| Objective |
In the data below, find every line with the string "Income" and pull it out.

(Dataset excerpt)
>>
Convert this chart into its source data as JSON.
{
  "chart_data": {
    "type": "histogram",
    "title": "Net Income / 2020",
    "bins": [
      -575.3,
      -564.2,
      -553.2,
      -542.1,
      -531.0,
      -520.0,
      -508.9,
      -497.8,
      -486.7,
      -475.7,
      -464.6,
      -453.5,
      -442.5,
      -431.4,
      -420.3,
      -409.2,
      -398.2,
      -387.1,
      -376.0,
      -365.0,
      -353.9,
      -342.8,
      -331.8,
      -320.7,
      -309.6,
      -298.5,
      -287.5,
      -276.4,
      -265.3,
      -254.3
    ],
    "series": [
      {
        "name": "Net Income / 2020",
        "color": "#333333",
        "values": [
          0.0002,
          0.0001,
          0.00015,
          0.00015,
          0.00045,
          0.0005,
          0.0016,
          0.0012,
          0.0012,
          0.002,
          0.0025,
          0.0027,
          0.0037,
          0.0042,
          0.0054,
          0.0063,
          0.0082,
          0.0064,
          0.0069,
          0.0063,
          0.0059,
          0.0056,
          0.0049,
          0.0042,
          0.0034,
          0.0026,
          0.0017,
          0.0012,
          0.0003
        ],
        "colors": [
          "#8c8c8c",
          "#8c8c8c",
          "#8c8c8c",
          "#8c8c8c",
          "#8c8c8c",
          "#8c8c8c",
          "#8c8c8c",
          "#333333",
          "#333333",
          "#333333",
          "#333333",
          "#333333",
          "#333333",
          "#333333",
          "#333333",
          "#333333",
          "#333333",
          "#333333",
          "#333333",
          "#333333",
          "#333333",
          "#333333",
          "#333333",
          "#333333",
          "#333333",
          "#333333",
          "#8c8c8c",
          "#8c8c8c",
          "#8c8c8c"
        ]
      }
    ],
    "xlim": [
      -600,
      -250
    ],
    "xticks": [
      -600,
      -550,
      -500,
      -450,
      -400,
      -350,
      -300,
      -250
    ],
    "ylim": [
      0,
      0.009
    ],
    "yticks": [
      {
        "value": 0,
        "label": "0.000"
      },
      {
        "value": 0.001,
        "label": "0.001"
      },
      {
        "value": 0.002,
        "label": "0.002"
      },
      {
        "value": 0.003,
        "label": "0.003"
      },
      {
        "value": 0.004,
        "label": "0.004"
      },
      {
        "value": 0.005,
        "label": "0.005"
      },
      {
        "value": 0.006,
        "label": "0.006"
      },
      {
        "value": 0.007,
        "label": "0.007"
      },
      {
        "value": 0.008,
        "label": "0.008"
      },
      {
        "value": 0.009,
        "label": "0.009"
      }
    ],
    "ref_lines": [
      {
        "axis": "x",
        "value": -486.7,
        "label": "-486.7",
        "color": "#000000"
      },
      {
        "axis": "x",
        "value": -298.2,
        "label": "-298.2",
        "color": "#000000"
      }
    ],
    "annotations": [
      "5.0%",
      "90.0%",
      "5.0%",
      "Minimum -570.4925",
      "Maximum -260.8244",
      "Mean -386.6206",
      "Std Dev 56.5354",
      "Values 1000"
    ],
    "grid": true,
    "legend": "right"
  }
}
<<
| Response to the exercise |
    "title": "Net Income / 2020",
        "name": "Net Income / 2020",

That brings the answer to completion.